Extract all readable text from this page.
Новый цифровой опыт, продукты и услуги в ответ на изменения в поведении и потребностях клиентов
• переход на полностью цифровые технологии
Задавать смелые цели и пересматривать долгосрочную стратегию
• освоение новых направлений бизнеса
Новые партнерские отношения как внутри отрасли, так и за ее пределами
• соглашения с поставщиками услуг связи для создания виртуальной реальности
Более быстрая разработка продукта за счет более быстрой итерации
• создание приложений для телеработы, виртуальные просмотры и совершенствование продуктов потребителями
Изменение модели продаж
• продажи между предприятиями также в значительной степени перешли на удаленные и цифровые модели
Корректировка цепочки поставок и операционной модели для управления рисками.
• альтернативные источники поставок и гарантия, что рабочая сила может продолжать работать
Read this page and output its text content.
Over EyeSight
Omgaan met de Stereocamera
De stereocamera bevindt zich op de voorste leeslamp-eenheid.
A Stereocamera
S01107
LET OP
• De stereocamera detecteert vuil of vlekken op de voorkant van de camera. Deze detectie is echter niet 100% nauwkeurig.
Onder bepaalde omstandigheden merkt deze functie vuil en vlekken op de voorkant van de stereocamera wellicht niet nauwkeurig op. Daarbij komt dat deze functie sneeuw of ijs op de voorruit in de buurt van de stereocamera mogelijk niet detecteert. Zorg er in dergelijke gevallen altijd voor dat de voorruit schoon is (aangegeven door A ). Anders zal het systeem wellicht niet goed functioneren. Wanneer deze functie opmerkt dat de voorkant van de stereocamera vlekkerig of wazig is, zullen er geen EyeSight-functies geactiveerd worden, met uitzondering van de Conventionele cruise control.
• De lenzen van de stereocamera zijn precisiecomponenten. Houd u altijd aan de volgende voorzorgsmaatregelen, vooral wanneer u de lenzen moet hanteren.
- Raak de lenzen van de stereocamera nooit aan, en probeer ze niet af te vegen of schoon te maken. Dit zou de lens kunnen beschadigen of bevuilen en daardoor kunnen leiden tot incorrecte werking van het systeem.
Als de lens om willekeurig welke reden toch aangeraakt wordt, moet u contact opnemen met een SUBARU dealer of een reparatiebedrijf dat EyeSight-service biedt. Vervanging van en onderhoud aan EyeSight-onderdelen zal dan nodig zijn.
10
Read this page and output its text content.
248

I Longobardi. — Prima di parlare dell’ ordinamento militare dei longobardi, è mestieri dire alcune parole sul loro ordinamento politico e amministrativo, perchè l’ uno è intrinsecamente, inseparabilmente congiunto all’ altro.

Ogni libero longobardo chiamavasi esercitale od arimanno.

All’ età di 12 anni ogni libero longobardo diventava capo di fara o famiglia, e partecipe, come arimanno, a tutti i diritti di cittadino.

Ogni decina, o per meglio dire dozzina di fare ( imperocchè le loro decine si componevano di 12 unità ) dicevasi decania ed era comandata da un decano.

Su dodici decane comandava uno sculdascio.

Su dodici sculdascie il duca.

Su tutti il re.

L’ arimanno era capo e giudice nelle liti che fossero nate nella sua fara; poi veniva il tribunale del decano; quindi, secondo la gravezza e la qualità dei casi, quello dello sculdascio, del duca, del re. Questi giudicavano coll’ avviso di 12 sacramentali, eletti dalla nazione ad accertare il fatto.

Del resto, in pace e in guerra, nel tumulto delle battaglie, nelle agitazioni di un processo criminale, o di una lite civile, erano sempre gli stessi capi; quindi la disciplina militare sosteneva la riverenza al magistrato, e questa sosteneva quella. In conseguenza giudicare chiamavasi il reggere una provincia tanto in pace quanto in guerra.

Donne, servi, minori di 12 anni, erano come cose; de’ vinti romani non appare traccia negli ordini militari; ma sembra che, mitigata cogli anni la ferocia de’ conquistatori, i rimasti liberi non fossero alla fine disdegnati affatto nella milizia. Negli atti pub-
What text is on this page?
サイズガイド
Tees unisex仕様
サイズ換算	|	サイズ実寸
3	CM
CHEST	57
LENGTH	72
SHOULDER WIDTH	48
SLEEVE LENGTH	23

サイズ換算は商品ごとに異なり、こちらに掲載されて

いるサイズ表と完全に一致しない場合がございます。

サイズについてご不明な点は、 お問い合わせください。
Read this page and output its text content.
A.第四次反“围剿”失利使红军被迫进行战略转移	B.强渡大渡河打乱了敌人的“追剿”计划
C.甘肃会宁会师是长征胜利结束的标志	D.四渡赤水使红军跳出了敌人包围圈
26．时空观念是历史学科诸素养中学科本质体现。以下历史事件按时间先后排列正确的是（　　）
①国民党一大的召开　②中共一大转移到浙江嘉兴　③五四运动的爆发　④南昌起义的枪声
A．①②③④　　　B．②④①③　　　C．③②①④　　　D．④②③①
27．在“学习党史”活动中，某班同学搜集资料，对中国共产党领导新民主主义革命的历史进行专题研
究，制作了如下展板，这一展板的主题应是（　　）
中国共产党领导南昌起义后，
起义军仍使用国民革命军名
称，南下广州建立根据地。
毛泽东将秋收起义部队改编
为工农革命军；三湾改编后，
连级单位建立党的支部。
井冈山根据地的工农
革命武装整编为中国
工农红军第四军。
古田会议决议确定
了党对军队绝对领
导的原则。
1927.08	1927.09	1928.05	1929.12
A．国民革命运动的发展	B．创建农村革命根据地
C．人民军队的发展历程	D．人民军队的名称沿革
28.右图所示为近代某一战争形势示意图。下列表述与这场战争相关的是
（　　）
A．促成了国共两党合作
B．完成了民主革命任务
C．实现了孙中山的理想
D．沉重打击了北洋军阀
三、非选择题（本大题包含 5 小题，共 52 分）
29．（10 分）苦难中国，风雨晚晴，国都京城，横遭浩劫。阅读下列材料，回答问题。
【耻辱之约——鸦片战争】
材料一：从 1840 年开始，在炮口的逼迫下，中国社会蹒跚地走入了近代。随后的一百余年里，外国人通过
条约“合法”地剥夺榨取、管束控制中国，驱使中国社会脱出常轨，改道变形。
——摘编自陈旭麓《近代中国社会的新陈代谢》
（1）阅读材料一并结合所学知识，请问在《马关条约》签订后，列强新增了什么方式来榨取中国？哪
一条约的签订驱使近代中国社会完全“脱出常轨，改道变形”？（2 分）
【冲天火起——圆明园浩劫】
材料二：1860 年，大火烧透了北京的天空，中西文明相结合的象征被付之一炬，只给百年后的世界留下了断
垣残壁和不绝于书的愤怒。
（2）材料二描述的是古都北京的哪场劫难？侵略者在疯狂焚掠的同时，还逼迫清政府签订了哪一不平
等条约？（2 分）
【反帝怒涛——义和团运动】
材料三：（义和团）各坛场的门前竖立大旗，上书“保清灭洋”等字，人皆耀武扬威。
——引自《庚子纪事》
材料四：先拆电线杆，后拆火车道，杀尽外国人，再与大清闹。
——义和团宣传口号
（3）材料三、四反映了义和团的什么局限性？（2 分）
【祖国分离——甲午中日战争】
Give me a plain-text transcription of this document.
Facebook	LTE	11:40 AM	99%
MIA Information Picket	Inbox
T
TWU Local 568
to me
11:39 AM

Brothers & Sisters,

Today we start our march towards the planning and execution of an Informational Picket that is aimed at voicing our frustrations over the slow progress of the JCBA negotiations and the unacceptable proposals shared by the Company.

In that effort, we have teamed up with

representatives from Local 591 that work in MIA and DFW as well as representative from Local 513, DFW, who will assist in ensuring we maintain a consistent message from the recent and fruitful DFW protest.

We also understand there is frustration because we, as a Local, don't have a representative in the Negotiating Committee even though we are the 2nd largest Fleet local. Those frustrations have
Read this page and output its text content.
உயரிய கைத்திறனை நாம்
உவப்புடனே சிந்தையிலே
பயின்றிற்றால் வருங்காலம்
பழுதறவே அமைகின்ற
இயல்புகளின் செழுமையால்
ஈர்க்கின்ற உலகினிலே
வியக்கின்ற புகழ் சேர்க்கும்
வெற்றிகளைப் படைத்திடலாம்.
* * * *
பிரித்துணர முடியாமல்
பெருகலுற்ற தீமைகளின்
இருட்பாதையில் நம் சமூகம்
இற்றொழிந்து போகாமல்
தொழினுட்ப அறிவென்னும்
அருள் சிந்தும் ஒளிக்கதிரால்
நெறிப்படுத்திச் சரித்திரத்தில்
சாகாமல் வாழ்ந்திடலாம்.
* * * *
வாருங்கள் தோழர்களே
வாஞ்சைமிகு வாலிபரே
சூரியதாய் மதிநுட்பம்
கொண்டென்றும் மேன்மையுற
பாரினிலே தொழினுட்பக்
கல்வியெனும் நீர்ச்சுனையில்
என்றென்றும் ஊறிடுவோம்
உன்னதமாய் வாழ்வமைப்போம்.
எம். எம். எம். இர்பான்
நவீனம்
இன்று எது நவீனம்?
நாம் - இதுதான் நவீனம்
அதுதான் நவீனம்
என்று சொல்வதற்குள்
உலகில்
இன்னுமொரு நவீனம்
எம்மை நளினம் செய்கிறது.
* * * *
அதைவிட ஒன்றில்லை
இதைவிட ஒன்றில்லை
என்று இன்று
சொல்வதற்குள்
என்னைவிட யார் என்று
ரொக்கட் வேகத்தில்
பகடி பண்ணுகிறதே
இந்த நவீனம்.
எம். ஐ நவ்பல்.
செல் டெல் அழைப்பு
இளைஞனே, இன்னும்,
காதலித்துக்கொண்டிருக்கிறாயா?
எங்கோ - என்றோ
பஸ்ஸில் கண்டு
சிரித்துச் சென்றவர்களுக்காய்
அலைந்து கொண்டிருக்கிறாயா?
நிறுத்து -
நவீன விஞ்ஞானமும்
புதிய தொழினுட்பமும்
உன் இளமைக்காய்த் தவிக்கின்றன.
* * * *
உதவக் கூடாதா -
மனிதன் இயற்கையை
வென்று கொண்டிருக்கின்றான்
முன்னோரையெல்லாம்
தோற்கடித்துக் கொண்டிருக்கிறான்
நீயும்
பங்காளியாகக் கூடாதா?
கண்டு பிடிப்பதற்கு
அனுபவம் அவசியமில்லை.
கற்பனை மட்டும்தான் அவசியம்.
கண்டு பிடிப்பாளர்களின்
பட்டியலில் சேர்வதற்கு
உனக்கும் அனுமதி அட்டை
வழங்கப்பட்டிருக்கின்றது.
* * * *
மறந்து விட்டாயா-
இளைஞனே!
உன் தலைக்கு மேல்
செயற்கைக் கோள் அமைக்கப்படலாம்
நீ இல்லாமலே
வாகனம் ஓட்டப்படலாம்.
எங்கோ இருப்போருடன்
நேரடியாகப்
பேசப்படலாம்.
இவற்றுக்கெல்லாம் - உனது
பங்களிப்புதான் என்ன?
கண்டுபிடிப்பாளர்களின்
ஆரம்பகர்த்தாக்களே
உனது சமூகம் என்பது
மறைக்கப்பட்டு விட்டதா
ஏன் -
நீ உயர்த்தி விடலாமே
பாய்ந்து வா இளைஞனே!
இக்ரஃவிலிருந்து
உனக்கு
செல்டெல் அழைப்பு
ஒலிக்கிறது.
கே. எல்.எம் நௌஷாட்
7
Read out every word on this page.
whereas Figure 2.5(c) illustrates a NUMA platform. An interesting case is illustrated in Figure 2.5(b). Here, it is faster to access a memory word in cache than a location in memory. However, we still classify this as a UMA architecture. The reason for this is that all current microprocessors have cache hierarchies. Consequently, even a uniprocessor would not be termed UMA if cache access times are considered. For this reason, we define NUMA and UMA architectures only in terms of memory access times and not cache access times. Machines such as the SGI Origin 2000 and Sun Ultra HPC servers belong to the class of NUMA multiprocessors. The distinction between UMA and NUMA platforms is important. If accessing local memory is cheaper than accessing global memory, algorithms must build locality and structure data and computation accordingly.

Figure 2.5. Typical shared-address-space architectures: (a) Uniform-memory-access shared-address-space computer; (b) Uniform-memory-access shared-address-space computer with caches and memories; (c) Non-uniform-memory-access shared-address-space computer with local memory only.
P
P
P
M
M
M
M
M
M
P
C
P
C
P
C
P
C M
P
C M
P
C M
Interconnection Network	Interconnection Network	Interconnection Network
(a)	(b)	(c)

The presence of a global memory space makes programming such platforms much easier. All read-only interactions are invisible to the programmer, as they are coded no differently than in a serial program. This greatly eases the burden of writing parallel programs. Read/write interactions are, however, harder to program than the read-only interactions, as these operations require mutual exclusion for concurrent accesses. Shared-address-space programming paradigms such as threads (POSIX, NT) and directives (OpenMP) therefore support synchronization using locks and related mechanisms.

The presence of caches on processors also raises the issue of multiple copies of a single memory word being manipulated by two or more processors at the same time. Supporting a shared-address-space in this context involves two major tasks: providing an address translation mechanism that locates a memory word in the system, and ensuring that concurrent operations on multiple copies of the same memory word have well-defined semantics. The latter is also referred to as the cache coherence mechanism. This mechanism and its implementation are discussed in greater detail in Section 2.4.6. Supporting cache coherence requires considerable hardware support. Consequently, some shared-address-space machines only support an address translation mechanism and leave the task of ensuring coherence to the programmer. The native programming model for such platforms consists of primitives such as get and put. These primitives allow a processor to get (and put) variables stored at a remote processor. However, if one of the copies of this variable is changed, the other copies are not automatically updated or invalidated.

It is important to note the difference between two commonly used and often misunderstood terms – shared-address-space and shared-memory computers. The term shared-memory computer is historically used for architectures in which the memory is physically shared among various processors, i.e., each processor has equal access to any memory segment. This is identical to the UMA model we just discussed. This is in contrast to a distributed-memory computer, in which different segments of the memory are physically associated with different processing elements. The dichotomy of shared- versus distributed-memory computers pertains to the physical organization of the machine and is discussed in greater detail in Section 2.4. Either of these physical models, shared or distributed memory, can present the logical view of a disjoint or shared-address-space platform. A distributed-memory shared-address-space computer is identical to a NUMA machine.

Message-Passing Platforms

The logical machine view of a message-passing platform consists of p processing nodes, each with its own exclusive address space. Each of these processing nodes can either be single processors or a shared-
☆ ☆ ☆ ☆ ☆
» TASK PROMPT:
List every line from the entries above in which "tutti" appears.

» RESULT OF THE TASK:
All’ età di 12 anni ogni libero longobardo diventava capo di fara o famiglia, e partecipe, come arimanno, a tutti i diritti di cittadino.
Su tutti il re.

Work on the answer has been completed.